§ **Work to do**
Make an exact copy of the entries below with the pictures removed.

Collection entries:
[start]
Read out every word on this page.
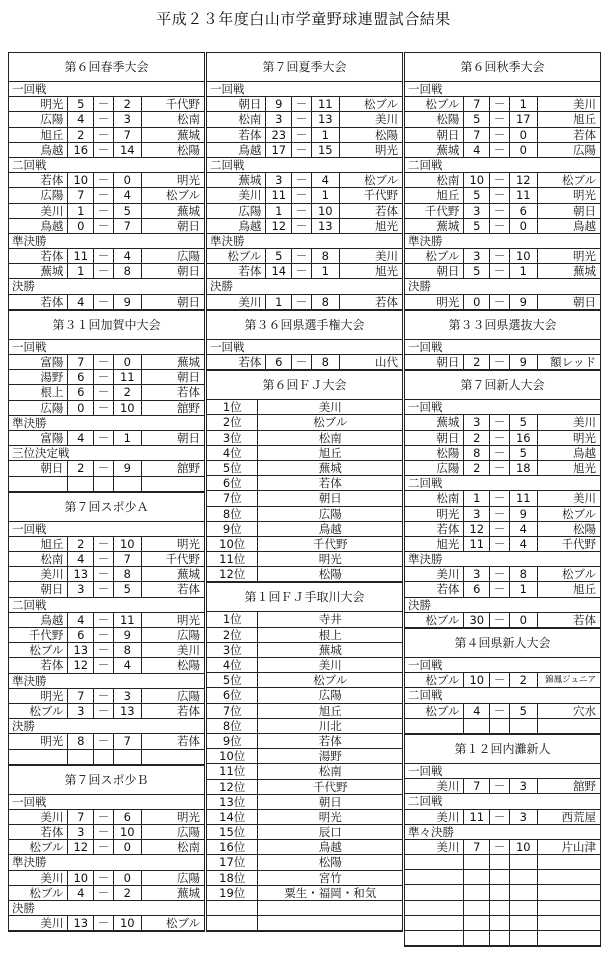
平成２３年度白山市学童野球連盟試合結果
第６回春季大会
一回戦
明光	5	－	2	千代野
広陽	4	－	3	松南
旭丘	2	－	7	蕪城
鳥越 16 － 14	松陽
二回戦
若体 10 －	0	明光
広陽	7	－	4	松ブル
美川	1	－	5	蕪城
鳥越	0	－	7	朝日
準決勝
若体 11 －	4	広陽
蕪城	1	－	8	朝日
決勝
若体	4	－	9	朝日
第３１回加賀中大会
一回戦
富陽	7	－	0	蕪城
湯野	6	－ 11	朝日
根上	6	－	2	若体
広陽	0	－ 10	舘野
準決勝
富陽	4	－	1	朝日
三位決定戦
朝日	2	－	9	舘野
第７回スポ少Ａ
一回戦
旭丘	2	－ 10	明光
松南	4	－	7	千代野
美川 13 －	8	蕪城
朝日	3	－	5	若体
二回戦
鳥越	4	－ 11	明光
千代野	6	－	9	広陽
松ブル 13 －	8	美川
若体 12 －	4	松陽
準決勝
明光	7	－	3	広陽
松ブル	3	－ 13	若体
決勝
明光	8	－	7	若体
第７回スポ少Ｂ
一回戦
美川	7	－	6	明光
若体	3	－ 10	広陽
松ブル 12 －	0	松南
準決勝
美川 10 －	0	広陽
松ブル	4	－	2	蕪城
決勝
美川 13 － 10	松ブル
第７回夏季大会
一回戦
朝日	9	－ 11	松ブル
松南	3	－ 13	美川
若体 23 －	1	松陽
鳥越 17 － 15	明光
二回戦
蕪城	3	－	4	松ブル
美川 11 －	1	千代野
広陽	1	－ 10	若体
鳥越 12 － 13	旭光
準決勝
松ブル	5	－	8	美川
若体 14 －	1	旭光
決勝
美川	1	－	8	若体
第３６回県選手権大会
一回戦
若体	6	－	8	山代
第６回ＦＪ大会
1位	美川
2位	松ブル
3位	松南
4位	旭丘
5位	蕪城
6位	若体
7位	朝日
8位	広陽
9位	鳥越
10位	千代野
11位	明光
12位	松陽
第１回ＦＪ手取川大会
1位	寺井
2位	根上
3位	蕪城
4位	美川
5位	松ブル
6位	広陽
7位	旭丘
8位	川北
9位	若体
10位	湯野
11位	松南
12位	千代野
13位	朝日
14位	明光
15位	辰口
16位	鳥越
17位	松陽
18位	宮竹
19位	粟生・福岡・和気
第６回秋季大会
一回戦
松ブル	7	－	1	美川
松陽	5	－ 17	旭丘
朝日	7	－	0	若体
蕪城	4	－	0	広陽
二回戦
松南 10 － 12	松ブル
旭丘	5	－ 11	明光
千代野	3	－	6	朝日
蕪城	5	－	0	鳥越
準決勝
松ブル	3	－ 10	明光
朝日	5	－	1	蕪城
決勝
明光	0	－	9	朝日
第３３回県選抜大会
一回戦
朝日	2	－	9	額レッド
第７回新人大会
一回戦
蕪城	3	－	5	美川
朝日	2	－ 16	明光
松陽	8	－	5	鳥越
広陽	2	－ 18	旭光
二回戦
松南	1	－ 11	美川
明光	3	－	9	松ブル
若体 12 －	4	松陽
旭光 11 －	4	千代野
準決勝
美川	3	－	8	松ブル
若体	6	－	1	旭丘
決勝
松ブル 30 －	0	若体
第４回県新人大会
一回戦
松ブル 10 －	2	錦鳳ジュニア
二回戦
松ブル	4	－	5	穴水
第１２回内灘新人
一回戦
美川	7	－	3	舘野
二回戦
美川 11 －	3	西荒屋
準々決勝
美川	7	－ 10	片山津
[end]
§ **Solution to this exercise**
Read out every word on this page.
平成２３年度白山市学童野球連盟試合結果
第６回春季大会
一回戦
明光	5	－	2	千代野
広陽	4	－	3	松南
旭丘	2	－	7	蕪城
鳥越 16 － 14	松陽
二回戦
若体 10 －	0	明光
広陽	7	－	4	松ブル
美川	1	－	5	蕪城
鳥越	0	－	7	朝日
準決勝
若体 11 －	4	広陽
蕪城	1	－	8	朝日
決勝
若体	4	－	9	朝日
第３１回加賀中大会
一回戦
富陽	7	－	0	蕪城
湯野	6	－ 11	朝日
根上	6	－	2	若体
広陽	0	－ 10	舘野
準決勝
富陽	4	－	1	朝日
三位決定戦
朝日	2	－	9	舘野
第７回スポ少Ａ
一回戦
旭丘	2	－ 10	明光
松南	4	－	7	千代野
美川 13 －	8	蕪城
朝日	3	－	5	若体
二回戦
鳥越	4	－ 11	明光
千代野	6	－	9	広陽
松ブル 13 －	8	美川
若体 12 －	4	松陽
準決勝
明光	7	－	3	広陽
松ブル	3	－ 13	若体
決勝
明光	8	－	7	若体
第７回スポ少Ｂ
一回戦
美川	7	－	6	明光
若体	3	－ 10	広陽
松ブル 12 －	0	松南
準決勝
美川 10 －	0	広陽
松ブル	4	－	2	蕪城
決勝
美川 13 － 10	松ブル
第７回夏季大会
一回戦
朝日	9	－ 11	松ブル
松南	3	－ 13	美川
若体 23 －	1	松陽
鳥越 17 － 15	明光
二回戦
蕪城	3	－	4	松ブル
美川 11 －	1	千代野
広陽	1	－ 10	若体
鳥越 12 － 13	旭光
準決勝
松ブル	5	－	8	美川
若体 14 －	1	旭光
決勝
美川	1	－	8	若体
第３６回県選手権大会
一回戦
若体	6	－	8	山代
第６回ＦＪ大会
1位	美川
2位	松ブル
3位	松南
4位	旭丘
5位	蕪城
6位	若体
7位	朝日
8位	広陽
9位	鳥越
10位	千代野
11位	明光
12位	松陽
第１回ＦＪ手取川大会
1位	寺井
2位	根上
3位	蕪城
4位	美川
5位	松ブル
6位	広陽
7位	旭丘
8位	川北
9位	若体
10位	湯野
11位	松南
12位	千代野
13位	朝日
14位	明光
15位	辰口
16位	鳥越
17位	松陽
18位	宮竹
19位	粟生・福岡・和気
第６回秋季大会
一回戦
松ブル	7	－	1	美川
松陽	5	－ 17	旭丘
朝日	7	－	0	若体
蕪城	4	－	0	広陽
二回戦
松南 10 － 12	松ブル
旭丘	5	－ 11	明光
千代野	3	－	6	朝日
蕪城	5	－	0	鳥越
準決勝
松ブル	3	－ 10	明光
朝日	5	－	1	蕪城
決勝
明光	0	－	9	朝日
第３３回県選抜大会
一回戦
朝日	2	－	9	額レッド
第７回新人大会
一回戦
蕪城	3	－	5	美川
朝日	2	－ 16	明光
松陽	8	－	5	鳥越
広陽	2	－ 18	旭光
二回戦
松南	1	－ 11	美川
明光	3	－	9	松ブル
若体 12 －	4	松陽
旭光 11 －	4	千代野
準決勝
美川	3	－	8	松ブル
若体	6	－	1	旭丘
決勝
松ブル 30 －	0	若体
第４回県新人大会
一回戦
松ブル 10 －	2	錦鳳ジュニア
二回戦
松ブル	4	－	5	穴水
第１２回内灘新人
一回戦
美川	7	－	3	舘野
二回戦
美川 11 －	3	西荒屋
準々決勝
美川	7	－ 10	片山津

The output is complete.